* **Extracts from a graphics dataset**
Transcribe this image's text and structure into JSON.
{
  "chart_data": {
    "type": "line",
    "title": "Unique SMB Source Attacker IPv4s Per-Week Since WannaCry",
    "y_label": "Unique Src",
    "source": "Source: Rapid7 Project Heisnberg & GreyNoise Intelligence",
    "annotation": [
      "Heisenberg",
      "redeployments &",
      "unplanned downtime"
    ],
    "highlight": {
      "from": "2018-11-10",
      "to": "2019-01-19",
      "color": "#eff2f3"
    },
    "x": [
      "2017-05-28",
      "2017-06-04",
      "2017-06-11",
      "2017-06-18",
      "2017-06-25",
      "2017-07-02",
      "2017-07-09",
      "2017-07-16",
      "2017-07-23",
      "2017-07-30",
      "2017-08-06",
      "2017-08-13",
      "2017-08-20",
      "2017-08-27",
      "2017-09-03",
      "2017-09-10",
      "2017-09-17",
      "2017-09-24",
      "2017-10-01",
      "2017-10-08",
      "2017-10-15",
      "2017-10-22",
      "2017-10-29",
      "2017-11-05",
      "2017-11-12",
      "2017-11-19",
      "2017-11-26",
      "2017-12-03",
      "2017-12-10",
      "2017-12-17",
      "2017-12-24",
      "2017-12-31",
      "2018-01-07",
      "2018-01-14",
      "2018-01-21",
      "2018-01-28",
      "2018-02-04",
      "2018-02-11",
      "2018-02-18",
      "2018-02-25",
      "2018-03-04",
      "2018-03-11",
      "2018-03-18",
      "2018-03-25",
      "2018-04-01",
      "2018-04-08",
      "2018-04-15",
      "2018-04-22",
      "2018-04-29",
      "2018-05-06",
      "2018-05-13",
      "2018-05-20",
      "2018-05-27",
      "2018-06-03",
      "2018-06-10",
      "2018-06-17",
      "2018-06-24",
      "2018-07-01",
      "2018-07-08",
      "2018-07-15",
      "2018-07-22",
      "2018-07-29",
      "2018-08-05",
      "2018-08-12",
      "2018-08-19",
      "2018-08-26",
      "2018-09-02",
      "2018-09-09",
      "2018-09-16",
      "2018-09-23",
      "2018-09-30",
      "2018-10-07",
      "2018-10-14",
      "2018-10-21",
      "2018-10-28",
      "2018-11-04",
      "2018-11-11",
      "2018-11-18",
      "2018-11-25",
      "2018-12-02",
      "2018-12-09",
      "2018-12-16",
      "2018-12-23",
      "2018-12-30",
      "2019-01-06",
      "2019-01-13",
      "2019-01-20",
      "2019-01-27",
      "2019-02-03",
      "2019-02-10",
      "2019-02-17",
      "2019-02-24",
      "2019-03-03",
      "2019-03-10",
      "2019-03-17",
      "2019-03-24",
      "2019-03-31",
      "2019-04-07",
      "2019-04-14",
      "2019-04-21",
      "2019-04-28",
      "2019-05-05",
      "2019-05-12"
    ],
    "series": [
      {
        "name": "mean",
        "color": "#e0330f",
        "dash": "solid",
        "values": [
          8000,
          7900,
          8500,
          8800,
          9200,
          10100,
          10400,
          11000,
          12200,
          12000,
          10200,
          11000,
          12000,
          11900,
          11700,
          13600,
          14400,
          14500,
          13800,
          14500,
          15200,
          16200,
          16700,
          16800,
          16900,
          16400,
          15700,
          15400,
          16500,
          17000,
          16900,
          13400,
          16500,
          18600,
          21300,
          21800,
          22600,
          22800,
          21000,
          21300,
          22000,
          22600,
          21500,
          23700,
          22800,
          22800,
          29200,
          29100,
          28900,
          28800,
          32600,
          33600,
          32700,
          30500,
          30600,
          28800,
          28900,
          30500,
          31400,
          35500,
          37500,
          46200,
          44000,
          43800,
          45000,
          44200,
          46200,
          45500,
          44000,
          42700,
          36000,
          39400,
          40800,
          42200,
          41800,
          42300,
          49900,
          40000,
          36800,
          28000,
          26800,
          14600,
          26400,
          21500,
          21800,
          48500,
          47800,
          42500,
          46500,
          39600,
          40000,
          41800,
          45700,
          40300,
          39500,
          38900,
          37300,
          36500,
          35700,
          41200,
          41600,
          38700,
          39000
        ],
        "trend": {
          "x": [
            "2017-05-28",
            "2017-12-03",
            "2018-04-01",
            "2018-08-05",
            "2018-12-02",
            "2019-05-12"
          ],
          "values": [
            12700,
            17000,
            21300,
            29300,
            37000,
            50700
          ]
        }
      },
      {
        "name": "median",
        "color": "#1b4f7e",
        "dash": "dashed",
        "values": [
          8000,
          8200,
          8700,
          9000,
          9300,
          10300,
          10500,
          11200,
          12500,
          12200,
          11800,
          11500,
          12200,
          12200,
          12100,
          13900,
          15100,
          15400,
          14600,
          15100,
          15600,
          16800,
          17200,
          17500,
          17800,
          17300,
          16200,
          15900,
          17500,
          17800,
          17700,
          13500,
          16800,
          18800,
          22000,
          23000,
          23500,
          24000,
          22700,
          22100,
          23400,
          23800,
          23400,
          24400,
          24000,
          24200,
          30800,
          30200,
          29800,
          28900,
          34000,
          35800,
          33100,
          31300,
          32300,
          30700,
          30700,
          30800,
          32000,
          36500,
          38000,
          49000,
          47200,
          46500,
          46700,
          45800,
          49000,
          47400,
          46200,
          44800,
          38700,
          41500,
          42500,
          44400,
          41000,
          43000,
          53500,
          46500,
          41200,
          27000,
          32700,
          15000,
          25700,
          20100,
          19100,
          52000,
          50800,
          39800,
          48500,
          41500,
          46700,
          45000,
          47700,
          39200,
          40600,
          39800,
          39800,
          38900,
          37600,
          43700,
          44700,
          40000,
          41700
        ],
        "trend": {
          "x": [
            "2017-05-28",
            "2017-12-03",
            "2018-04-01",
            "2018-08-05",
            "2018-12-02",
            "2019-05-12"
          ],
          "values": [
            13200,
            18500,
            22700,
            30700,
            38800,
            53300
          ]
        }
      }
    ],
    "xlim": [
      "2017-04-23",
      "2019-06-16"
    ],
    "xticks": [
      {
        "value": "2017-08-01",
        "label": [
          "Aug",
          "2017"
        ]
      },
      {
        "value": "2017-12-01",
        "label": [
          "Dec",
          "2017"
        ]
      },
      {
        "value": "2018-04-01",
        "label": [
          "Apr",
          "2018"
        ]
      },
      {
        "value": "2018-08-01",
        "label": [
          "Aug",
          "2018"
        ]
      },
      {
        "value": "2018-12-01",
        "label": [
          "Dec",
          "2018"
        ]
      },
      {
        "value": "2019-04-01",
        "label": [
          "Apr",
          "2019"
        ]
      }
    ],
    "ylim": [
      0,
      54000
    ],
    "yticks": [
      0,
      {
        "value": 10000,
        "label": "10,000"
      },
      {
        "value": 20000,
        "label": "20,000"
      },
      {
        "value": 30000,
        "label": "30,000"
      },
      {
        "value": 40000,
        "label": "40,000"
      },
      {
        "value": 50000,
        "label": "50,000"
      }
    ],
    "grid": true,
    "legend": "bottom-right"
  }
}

* **WHAT THE TASK REQUIRES**
Lines that include the word "Source" are to be extracted from the data above.

* **EXPECTED ANSWER**
    "title": "Unique SMB Source Attacker IPv4s Per-Week Since WannaCry",
    "source": "Source: Rapid7 Project Heisnberg & GreyNoise Intelligence",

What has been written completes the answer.